Start Provided records
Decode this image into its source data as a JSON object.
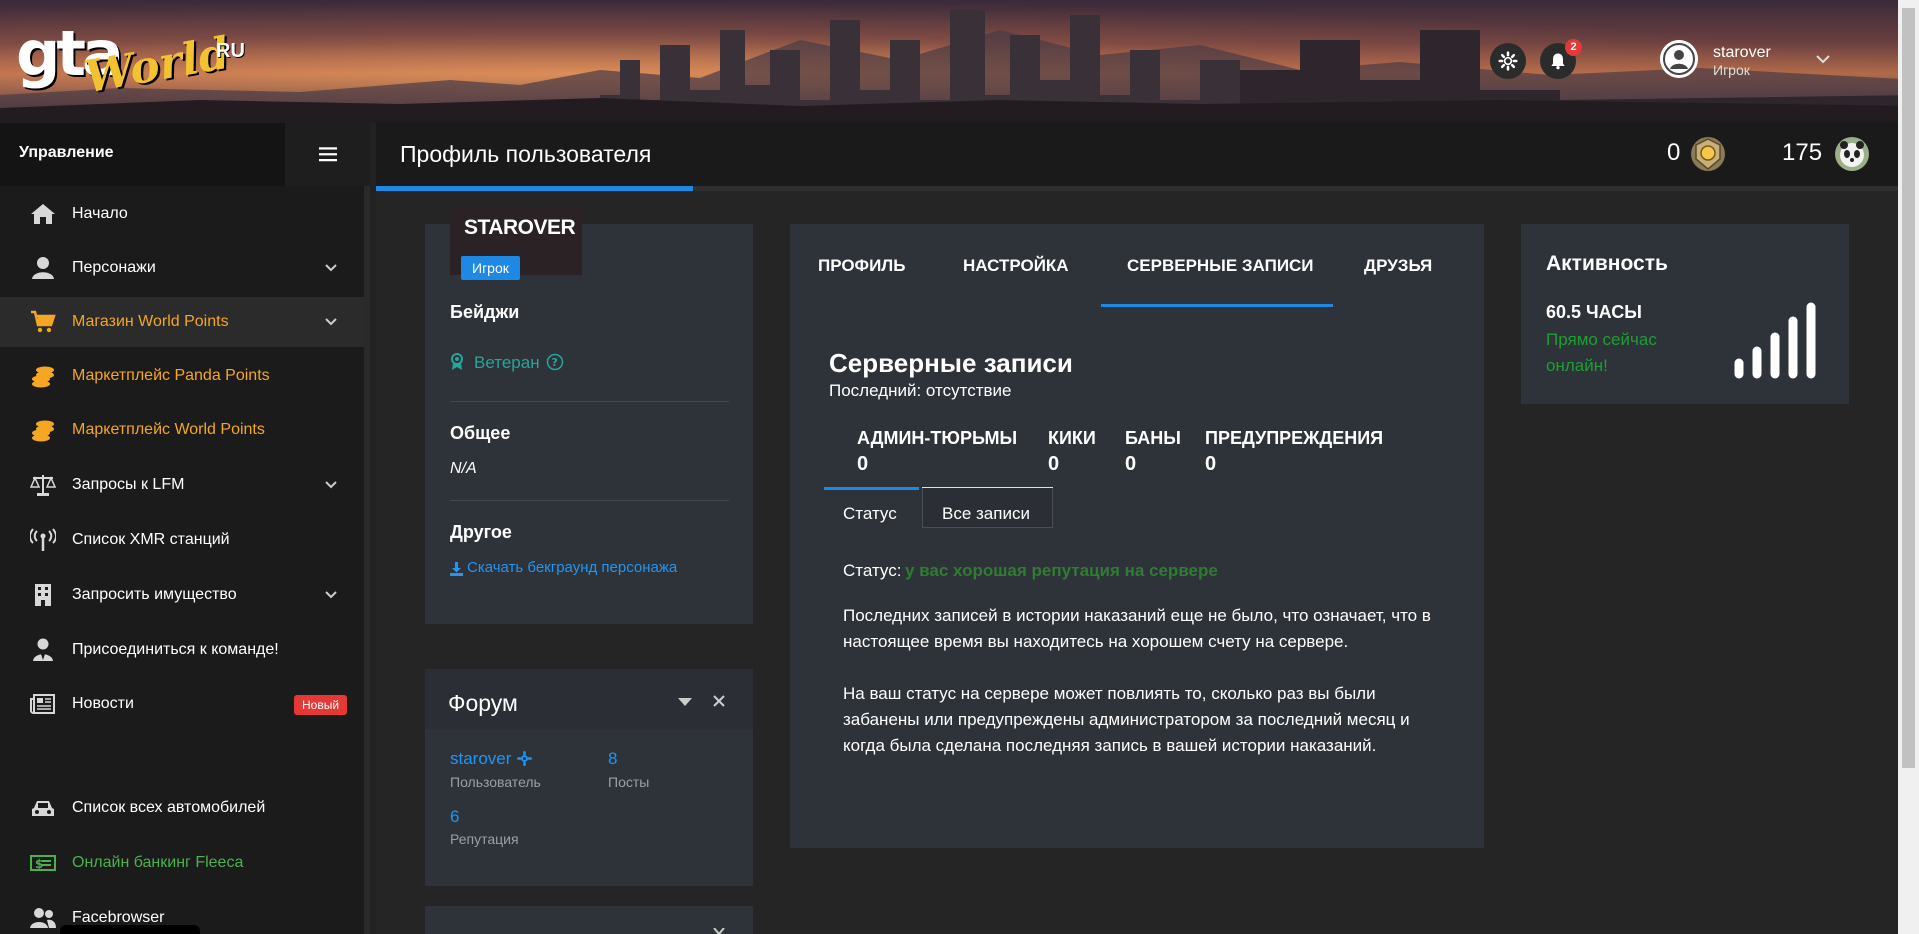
{
  "header": {
    "logo": {
      "gta": "gta",
      "world": "World",
      "ru": "RU"
    },
    "notifications_count": "2",
    "user": {
      "name": "starover",
      "role": "Игрок"
    }
  },
  "sidebar": {
    "title": "Управление",
    "items": [
      {
        "label": "Начало",
        "icon": "home-icon"
      },
      {
        "label": "Персонажи",
        "icon": "user-icon"
      },
      {
        "label": "Магазин World Points",
        "icon": "cart-icon"
      },
      {
        "label": "Маркетплейс Panda Points",
        "icon": "coins-icon"
      },
      {
        "label": "Маркетплейс World Points",
        "icon": "coins-icon"
      },
      {
        "label": "Запросы к LFM",
        "icon": "scales-icon"
      },
      {
        "label": "Список XMR станций",
        "icon": "antenna-icon"
      },
      {
        "label": "Запросить имущество",
        "icon": "building-icon"
      },
      {
        "label": "Присоединиться к команде!",
        "icon": "user-tie-icon"
      },
      {
        "label": "Новости",
        "icon": "newspaper-icon",
        "badge": "Новый"
      },
      {
        "label": "Список всех автомобилей",
        "icon": "car-icon"
      },
      {
        "label": "Онлайн банкинг Fleeca",
        "icon": "money-icon"
      },
      {
        "label": "Facebrowser",
        "icon": "users-icon"
      }
    ]
  },
  "topbar": {
    "title": "Профиль пользователя",
    "points_count": "0",
    "panda_count": "175"
  },
  "profile": {
    "name": "STAROVER",
    "role": "Игрок",
    "badges_title": "Бейджи",
    "badge": "Ветеран",
    "general_title": "Общее",
    "general_value": "N/A",
    "other_title": "Другое",
    "download_link": "Скачать бекграунд персонажа"
  },
  "forum": {
    "title": "Форум",
    "username": "starover",
    "username_label": "Пользователь",
    "posts": "8",
    "posts_label": "Посты",
    "reputation": "6",
    "reputation_label": "Репутация"
  },
  "main": {
    "tabs": [
      "ПРОФИЛЬ",
      "НАСТРОЙКА",
      "СЕРВЕРНЫЕ ЗАПИСИ",
      "ДРУЗЬЯ"
    ],
    "active_tab": "СЕРВЕРНЫЕ ЗАПИСИ",
    "section_title": "Серверные записи",
    "last_record": "Последний: отсутствие",
    "stats": [
      {
        "label": "АДМИН-ТЮРЬМЫ",
        "value": "0"
      },
      {
        "label": "КИКИ",
        "value": "0"
      },
      {
        "label": "БАНЫ",
        "value": "0"
      },
      {
        "label": "ПРЕДУПРЕЖДЕНИЯ",
        "value": "0"
      }
    ],
    "subtabs": [
      "Статус",
      "Все записи"
    ],
    "status_label": "Статус:",
    "status_value": "у вас хорошая репутация на сервере",
    "paragraph1": "Последних записей в истории наказаний еще не было, что означает, что в настоящее время вы находитесь на хорошем счету на сервере.",
    "paragraph2": "На ваш статус на сервере может повлиять то, сколько раз вы были забанены или предупреждены администратором за последний месяц и когда была сделана последняя запись в вашей истории наказаний."
  },
  "activity": {
    "title": "Активность",
    "hours": "60.5 ЧАСЫ",
    "status": "Прямо сейчас онлайн!"
  },
  "colors": {
    "accent": "#1e88e5",
    "orange": "#f5a623",
    "green": "#4caf50",
    "status_green": "#2e7d32",
    "badge_red": "#e53935",
    "teal": "#26a69a"
  }
}
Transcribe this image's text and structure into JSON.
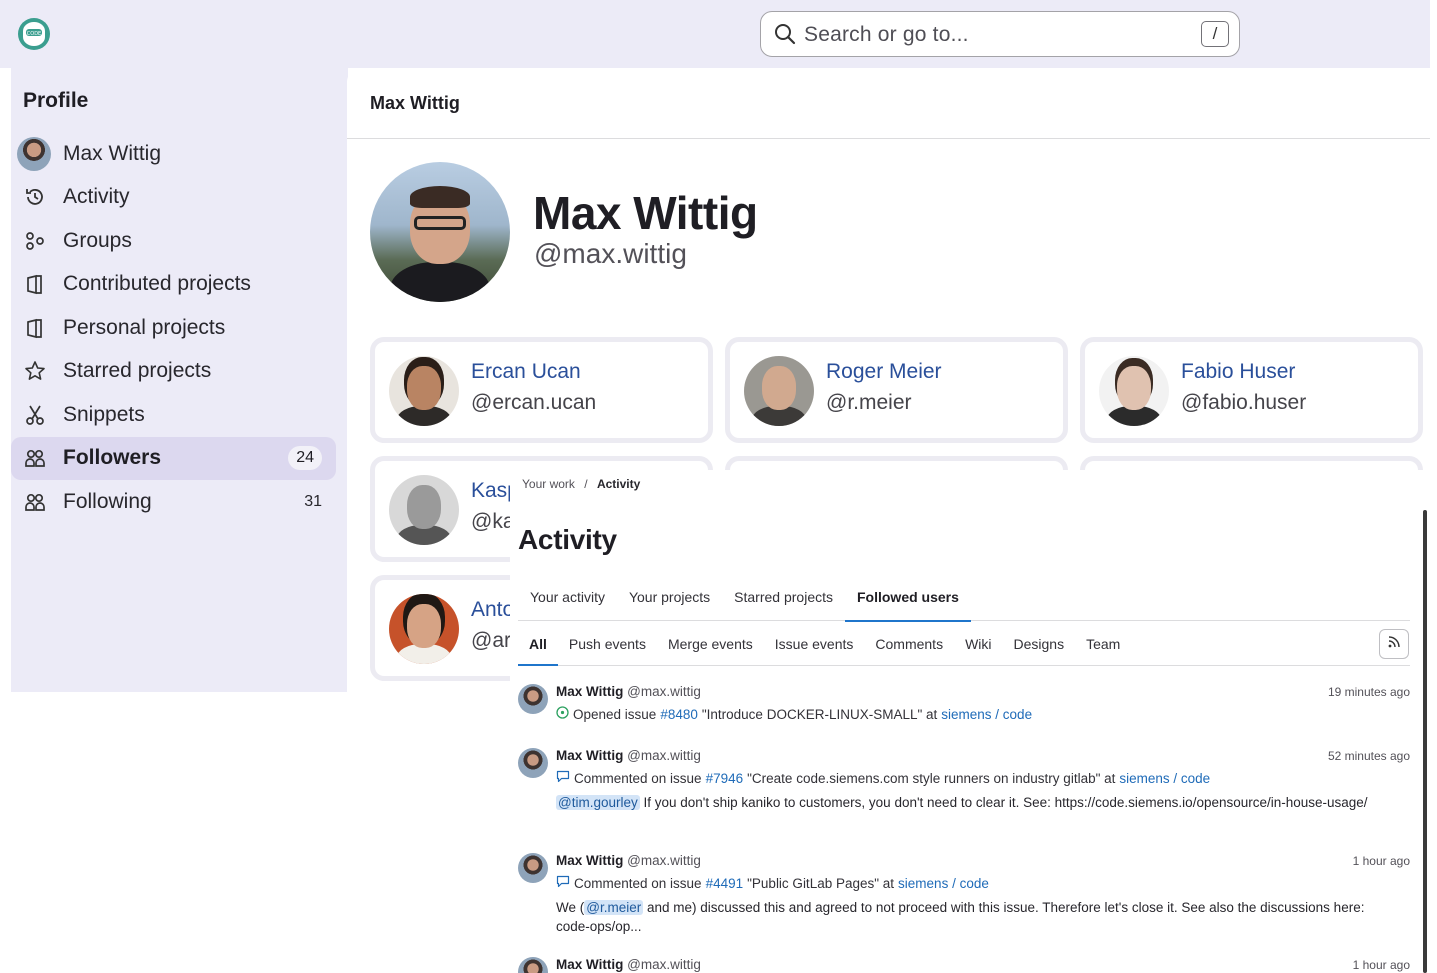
{
  "search": {
    "placeholder": "Search or go to...",
    "shortcut": "/"
  },
  "sidebar": {
    "title": "Profile",
    "items": [
      {
        "label": "Max Wittig",
        "icon": "avatar"
      },
      {
        "label": "Activity",
        "icon": "history-icon"
      },
      {
        "label": "Groups",
        "icon": "groups-icon"
      },
      {
        "label": "Contributed projects",
        "icon": "project-icon"
      },
      {
        "label": "Personal projects",
        "icon": "project-icon"
      },
      {
        "label": "Starred projects",
        "icon": "star-icon"
      },
      {
        "label": "Snippets",
        "icon": "scissors-icon"
      },
      {
        "label": "Followers",
        "icon": "users-icon",
        "count": "24",
        "active": true
      },
      {
        "label": "Following",
        "icon": "users-icon",
        "count": "31"
      }
    ]
  },
  "header": {
    "title": "Max Wittig"
  },
  "profile": {
    "name": "Max Wittig",
    "handle": "@max.wittig"
  },
  "followers": [
    {
      "name": "Ercan Ucan",
      "handle": "@ercan.ucan"
    },
    {
      "name": "Roger Meier",
      "handle": "@r.meier"
    },
    {
      "name": "Fabio Huser",
      "handle": "@fabio.huser"
    },
    {
      "name": "Kasp",
      "handle": "@ka"
    },
    {
      "name": "Anto",
      "handle": "@ar"
    }
  ],
  "activity": {
    "breadcrumb": {
      "parent": "Your work",
      "sep": "/",
      "current": "Activity"
    },
    "title": "Activity",
    "tabs": [
      "Your activity",
      "Your projects",
      "Starred projects",
      "Followed users"
    ],
    "active_tab": "Followed users",
    "filters": [
      "All",
      "Push events",
      "Merge events",
      "Issue events",
      "Comments",
      "Wiki",
      "Designs",
      "Team"
    ],
    "active_filter": "All",
    "events": [
      {
        "author": "Max Wittig",
        "handle": "@max.wittig",
        "time": "19 minutes ago",
        "action": "Opened issue",
        "issue": "#8480",
        "subject": "\"Introduce DOCKER-LINUX-SMALL\" at",
        "project": "siemens / code",
        "icon": "issue-open-icon"
      },
      {
        "author": "Max Wittig",
        "handle": "@max.wittig",
        "time": "52 minutes ago",
        "action": "Commented on issue",
        "issue": "#7946",
        "subject": "\"Create code.siemens.com style runners on industry gitlab\" at",
        "project": "siemens / code",
        "icon": "comment-icon",
        "mention": "@tim.gourley",
        "body": " If you don't ship kaniko to customers, you don't need to clear it. See: https://code.siemens.io/opensource/in-house-usage/"
      },
      {
        "author": "Max Wittig",
        "handle": "@max.wittig",
        "time": "1 hour ago",
        "action": "Commented on issue",
        "issue": "#4491",
        "subject": "\"Public GitLab Pages\" at",
        "project": "siemens / code",
        "icon": "comment-icon",
        "body_pre": "We (",
        "mention": "@r.meier",
        "body": " and me) discussed this and agreed to not proceed with this issue. Therefore let's close it. See also the discussions here: code-ops/op..."
      },
      {
        "author": "Max Wittig",
        "handle": "@max.wittig",
        "time": "1 hour ago"
      }
    ]
  },
  "colors": {
    "sidebar_bg": "#ecebf7",
    "active_nav": "#dcd8ef",
    "link": "#1f6bb8",
    "accent": "#1f75cb"
  }
}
End Provided records
* **Description of the task**: Transcribe each entry precisely as given, leaving the pictures out.

* **Task solution**:
Decode this image into its source data as a JSON object.
{
  "header": {
    "logo": {
      "gta": "gta",
      "world": "World",
      "ru": "RU"
    },
    "notifications_count": "2",
    "user": {
      "name": "starover",
      "role": "Игрок"
    }
  },
  "sidebar": {
    "title": "Управление",
    "items": [
      {
        "label": "Начало",
        "icon": "home-icon"
      },
      {
        "label": "Персонажи",
        "icon": "user-icon"
      },
      {
        "label": "Магазин World Points",
        "icon": "cart-icon"
      },
      {
        "label": "Маркетплейс Panda Points",
        "icon": "coins-icon"
      },
      {
        "label": "Маркетплейс World Points",
        "icon": "coins-icon"
      },
      {
        "label": "Запросы к LFM",
        "icon": "scales-icon"
      },
      {
        "label": "Список XMR станций",
        "icon": "antenna-icon"
      },
      {
        "label": "Запросить имущество",
        "icon": "building-icon"
      },
      {
        "label": "Присоединиться к команде!",
        "icon": "user-tie-icon"
      },
      {
        "label": "Новости",
        "icon": "newspaper-icon",
        "badge": "Новый"
      },
      {
        "label": "Список всех автомобилей",
        "icon": "car-icon"
      },
      {
        "label": "Онлайн банкинг Fleeca",
        "icon": "money-icon"
      },
      {
        "label": "Facebrowser",
        "icon": "users-icon"
      }
    ]
  },
  "topbar": {
    "title": "Профиль пользователя",
    "points_count": "0",
    "panda_count": "175"
  },
  "profile": {
    "name": "STAROVER",
    "role": "Игрок",
    "badges_title": "Бейджи",
    "badge": "Ветеран",
    "general_title": "Общее",
    "general_value": "N/A",
    "other_title": "Другое",
    "download_link": "Скачать бекграунд персонажа"
  },
  "forum": {
    "title": "Форум",
    "username": "starover",
    "username_label": "Пользователь",
    "posts": "8",
    "posts_label": "Посты",
    "reputation": "6",
    "reputation_label": "Репутация"
  },
  "main": {
    "tabs": [
      "ПРОФИЛЬ",
      "НАСТРОЙКА",
      "СЕРВЕРНЫЕ ЗАПИСИ",
      "ДРУЗЬЯ"
    ],
    "active_tab": "СЕРВЕРНЫЕ ЗАПИСИ",
    "section_title": "Серверные записи",
    "last_record": "Последний: отсутствие",
    "stats": [
      {
        "label": "АДМИН-ТЮРЬМЫ",
        "value": "0"
      },
      {
        "label": "КИКИ",
        "value": "0"
      },
      {
        "label": "БАНЫ",
        "value": "0"
      },
      {
        "label": "ПРЕДУПРЕЖДЕНИЯ",
        "value": "0"
      }
    ],
    "subtabs": [
      "Статус",
      "Все записи"
    ],
    "status_label": "Статус:",
    "status_value": "у вас хорошая репутация на сервере",
    "paragraph1": "Последних записей в истории наказаний еще не было, что означает, что в настоящее время вы находитесь на хорошем счету на сервере.",
    "paragraph2": "На ваш статус на сервере может повлиять то, сколько раз вы были забанены или предупреждены администратором за последний месяц и когда была сделана последняя запись в вашей истории наказаний."
  },
  "activity": {
    "title": "Активность",
    "hours": "60.5 ЧАСЫ",
    "status": "Прямо сейчас онлайн!"
  },
  "colors": {
    "accent": "#1e88e5",
    "orange": "#f5a623",
    "green": "#4caf50",
    "status_green": "#2e7d32",
    "badge_red": "#e53935",
    "teal": "#26a69a"
  }
}
Transcribe this image's text and structure into JSON.
{
  "search": {
    "placeholder": "Search or go to...",
    "shortcut": "/"
  },
  "sidebar": {
    "title": "Profile",
    "items": [
      {
        "label": "Max Wittig",
        "icon": "avatar"
      },
      {
        "label": "Activity",
        "icon": "history-icon"
      },
      {
        "label": "Groups",
        "icon": "groups-icon"
      },
      {
        "label": "Contributed projects",
        "icon": "project-icon"
      },
      {
        "label": "Personal projects",
        "icon": "project-icon"
      },
      {
        "label": "Starred projects",
        "icon": "star-icon"
      },
      {
        "label": "Snippets",
        "icon": "scissors-icon"
      },
      {
        "label": "Followers",
        "icon": "users-icon",
        "count": "24",
        "active": true
      },
      {
        "label": "Following",
        "icon": "users-icon",
        "count": "31"
      }
    ]
  },
  "header": {
    "title": "Max Wittig"
  },
  "profile": {
    "name": "Max Wittig",
    "handle": "@max.wittig"
  },
  "followers": [
    {
      "name": "Ercan Ucan",
      "handle": "@ercan.ucan"
    },
    {
      "name": "Roger Meier",
      "handle": "@r.meier"
    },
    {
      "name": "Fabio Huser",
      "handle": "@fabio.huser"
    },
    {
      "name": "Kasp",
      "handle": "@ka"
    },
    {
      "name": "Anto",
      "handle": "@ar"
    }
  ],
  "activity": {
    "breadcrumb": {
      "parent": "Your work",
      "sep": "/",
      "current": "Activity"
    },
    "title": "Activity",
    "tabs": [
      "Your activity",
      "Your projects",
      "Starred projects",
      "Followed users"
    ],
    "active_tab": "Followed users",
    "filters": [
      "All",
      "Push events",
      "Merge events",
      "Issue events",
      "Comments",
      "Wiki",
      "Designs",
      "Team"
    ],
    "active_filter": "All",
    "events": [
      {
        "author": "Max Wittig",
        "handle": "@max.wittig",
        "time": "19 minutes ago",
        "action": "Opened issue",
        "issue": "#8480",
        "subject": "\"Introduce DOCKER-LINUX-SMALL\" at",
        "project": "siemens / code",
        "icon": "issue-open-icon"
      },
      {
        "author": "Max Wittig",
        "handle": "@max.wittig",
        "time": "52 minutes ago",
        "action": "Commented on issue",
        "issue": "#7946",
        "subject": "\"Create code.siemens.com style runners on industry gitlab\" at",
        "project": "siemens / code",
        "icon": "comment-icon",
        "mention": "@tim.gourley",
        "body": " If you don't ship kaniko to customers, you don't need to clear it. See: https://code.siemens.io/opensource/in-house-usage/"
      },
      {
        "author": "Max Wittig",
        "handle": "@max.wittig",
        "time": "1 hour ago",
        "action": "Commented on issue",
        "issue": "#4491",
        "subject": "\"Public GitLab Pages\" at",
        "project": "siemens / code",
        "icon": "comment-icon",
        "body_pre": "We (",
        "mention": "@r.meier",
        "body": " and me) discussed this and agreed to not proceed with this issue. Therefore let's close it. See also the discussions here: code-ops/op..."
      },
      {
        "author": "Max Wittig",
        "handle": "@max.wittig",
        "time": "1 hour ago"
      }
    ]
  },
  "colors": {
    "sidebar_bg": "#ecebf7",
    "active_nav": "#dcd8ef",
    "link": "#1f6bb8",
    "accent": "#1f75cb"
  }
}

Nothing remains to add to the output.